[start of The records]
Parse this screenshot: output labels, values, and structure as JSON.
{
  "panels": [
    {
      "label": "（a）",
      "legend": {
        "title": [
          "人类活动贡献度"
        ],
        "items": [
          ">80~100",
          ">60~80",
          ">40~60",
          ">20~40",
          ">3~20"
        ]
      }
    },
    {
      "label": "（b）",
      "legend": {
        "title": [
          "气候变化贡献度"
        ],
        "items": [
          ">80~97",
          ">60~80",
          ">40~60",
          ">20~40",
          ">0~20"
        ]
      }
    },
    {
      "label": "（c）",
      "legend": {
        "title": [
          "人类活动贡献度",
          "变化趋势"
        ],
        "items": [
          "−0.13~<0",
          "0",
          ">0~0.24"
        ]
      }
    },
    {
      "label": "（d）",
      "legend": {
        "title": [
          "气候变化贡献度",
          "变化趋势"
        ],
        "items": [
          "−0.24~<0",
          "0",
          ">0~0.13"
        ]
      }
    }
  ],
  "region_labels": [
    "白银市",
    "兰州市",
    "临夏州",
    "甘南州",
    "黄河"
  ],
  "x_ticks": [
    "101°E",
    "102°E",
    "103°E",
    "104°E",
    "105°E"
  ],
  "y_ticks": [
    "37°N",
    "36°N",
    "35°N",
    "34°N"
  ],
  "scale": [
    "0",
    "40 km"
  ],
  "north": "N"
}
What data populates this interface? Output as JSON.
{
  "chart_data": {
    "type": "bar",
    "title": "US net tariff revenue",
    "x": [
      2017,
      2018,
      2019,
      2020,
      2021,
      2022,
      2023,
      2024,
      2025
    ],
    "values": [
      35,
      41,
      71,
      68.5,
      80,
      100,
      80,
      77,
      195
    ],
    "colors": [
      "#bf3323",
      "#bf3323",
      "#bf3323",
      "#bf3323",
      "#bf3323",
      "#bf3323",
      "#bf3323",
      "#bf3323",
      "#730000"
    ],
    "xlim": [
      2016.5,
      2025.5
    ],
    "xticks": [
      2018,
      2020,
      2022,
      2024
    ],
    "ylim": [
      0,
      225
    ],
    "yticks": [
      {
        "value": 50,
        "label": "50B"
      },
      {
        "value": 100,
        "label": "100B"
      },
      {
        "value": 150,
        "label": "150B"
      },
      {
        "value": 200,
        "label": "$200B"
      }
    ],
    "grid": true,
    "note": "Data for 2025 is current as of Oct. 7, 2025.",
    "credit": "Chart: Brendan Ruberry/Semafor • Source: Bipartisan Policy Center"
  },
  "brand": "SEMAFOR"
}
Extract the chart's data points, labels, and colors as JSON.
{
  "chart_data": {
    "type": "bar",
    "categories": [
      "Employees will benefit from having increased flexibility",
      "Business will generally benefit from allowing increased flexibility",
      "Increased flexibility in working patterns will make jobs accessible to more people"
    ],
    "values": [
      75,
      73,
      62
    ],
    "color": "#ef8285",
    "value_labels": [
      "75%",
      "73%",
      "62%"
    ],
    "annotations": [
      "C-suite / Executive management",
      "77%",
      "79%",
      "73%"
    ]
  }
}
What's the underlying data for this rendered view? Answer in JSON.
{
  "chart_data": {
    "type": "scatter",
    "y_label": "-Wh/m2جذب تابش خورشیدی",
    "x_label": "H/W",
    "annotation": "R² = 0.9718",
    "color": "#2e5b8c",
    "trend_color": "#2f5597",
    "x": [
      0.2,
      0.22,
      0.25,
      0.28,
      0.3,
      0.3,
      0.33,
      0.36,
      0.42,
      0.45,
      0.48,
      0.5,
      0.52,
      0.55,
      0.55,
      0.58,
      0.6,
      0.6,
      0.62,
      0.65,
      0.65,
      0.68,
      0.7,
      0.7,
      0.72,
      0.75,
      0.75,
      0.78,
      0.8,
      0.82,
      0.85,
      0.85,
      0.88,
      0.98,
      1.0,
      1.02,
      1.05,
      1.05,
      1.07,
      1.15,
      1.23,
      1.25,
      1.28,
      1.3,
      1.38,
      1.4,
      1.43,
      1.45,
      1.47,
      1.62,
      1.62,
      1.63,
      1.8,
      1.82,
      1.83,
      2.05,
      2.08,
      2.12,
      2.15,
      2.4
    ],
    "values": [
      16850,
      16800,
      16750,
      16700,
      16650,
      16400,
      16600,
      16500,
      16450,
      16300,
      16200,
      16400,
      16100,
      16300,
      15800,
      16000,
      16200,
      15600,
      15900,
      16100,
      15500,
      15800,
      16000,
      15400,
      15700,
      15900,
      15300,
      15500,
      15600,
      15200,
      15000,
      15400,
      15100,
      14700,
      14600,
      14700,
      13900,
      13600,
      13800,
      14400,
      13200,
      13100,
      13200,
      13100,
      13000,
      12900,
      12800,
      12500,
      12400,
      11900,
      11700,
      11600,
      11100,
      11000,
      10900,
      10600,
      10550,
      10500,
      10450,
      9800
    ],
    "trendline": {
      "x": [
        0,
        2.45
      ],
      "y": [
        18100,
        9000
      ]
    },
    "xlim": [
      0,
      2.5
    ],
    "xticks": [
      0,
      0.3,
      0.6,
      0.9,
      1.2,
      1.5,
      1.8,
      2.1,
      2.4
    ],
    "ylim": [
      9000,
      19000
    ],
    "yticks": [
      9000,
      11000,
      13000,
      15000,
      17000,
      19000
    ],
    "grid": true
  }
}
[end of The records]
Given exercise: Check each line of the records for the word "JSON", and show the lines that contain it.

Result below:
Parse this screenshot: output labels, values, and structure as JSON.
What data populates this interface? Output as JSON.
Extract the chart's data points, labels, and colors as JSON.
What's the underlying data for this rendered view? Answer in JSON.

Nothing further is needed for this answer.